▸ REQUIRED WORK
Scan the data below for the string "JSON". Show every line where it turns up.

>> START

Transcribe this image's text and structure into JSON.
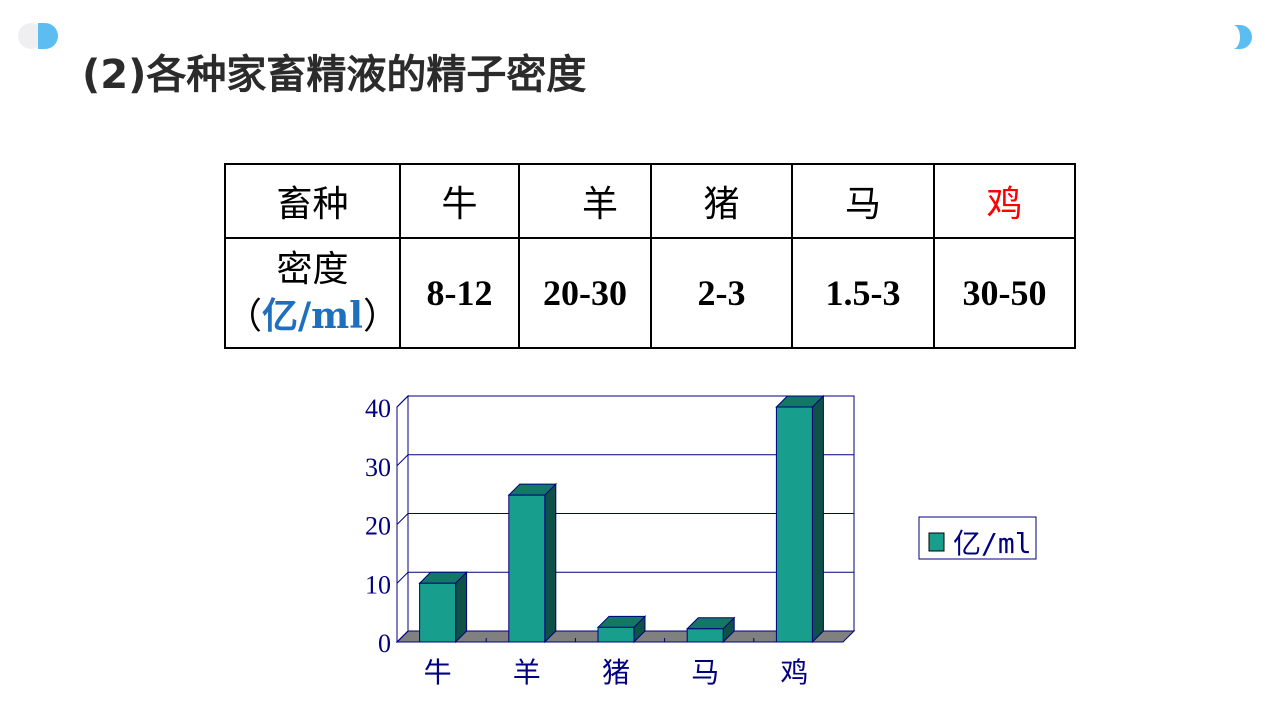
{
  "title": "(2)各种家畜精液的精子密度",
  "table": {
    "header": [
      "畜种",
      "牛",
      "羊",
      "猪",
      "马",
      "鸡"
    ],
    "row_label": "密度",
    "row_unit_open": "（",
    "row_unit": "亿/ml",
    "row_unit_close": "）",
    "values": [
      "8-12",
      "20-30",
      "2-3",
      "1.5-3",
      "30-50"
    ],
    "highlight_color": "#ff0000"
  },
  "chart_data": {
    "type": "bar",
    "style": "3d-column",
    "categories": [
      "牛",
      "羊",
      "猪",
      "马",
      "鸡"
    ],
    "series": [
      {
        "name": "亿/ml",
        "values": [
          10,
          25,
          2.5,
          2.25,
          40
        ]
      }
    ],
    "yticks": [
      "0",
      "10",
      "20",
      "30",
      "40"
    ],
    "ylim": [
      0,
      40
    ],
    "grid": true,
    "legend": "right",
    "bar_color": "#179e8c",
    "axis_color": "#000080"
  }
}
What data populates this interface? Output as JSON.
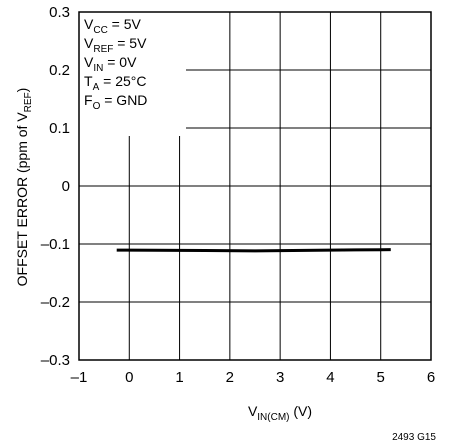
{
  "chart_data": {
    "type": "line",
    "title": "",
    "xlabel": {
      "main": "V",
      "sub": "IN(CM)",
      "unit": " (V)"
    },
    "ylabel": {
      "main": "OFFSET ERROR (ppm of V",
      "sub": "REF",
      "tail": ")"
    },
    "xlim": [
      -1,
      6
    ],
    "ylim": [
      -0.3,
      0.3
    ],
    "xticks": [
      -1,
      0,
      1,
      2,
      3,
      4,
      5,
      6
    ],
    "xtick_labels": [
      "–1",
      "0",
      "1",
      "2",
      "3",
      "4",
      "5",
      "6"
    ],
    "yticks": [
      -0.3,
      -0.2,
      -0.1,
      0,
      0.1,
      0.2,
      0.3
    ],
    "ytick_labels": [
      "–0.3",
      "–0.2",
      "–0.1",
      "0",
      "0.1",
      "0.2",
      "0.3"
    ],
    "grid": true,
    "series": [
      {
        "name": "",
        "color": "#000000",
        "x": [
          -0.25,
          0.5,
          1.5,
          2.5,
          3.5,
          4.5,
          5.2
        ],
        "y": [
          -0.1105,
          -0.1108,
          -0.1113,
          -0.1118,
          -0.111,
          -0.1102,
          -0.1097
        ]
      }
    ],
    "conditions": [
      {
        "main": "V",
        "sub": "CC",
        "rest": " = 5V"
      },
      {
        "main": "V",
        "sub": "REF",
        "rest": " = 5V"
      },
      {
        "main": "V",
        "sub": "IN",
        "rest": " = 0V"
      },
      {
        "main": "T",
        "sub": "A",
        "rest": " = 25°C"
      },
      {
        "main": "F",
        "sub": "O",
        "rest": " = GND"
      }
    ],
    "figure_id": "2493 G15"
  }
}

>> END

▸ TASK RESULT
Transcribe this image's text and structure into JSON.
What data populates this interface? Output as JSON.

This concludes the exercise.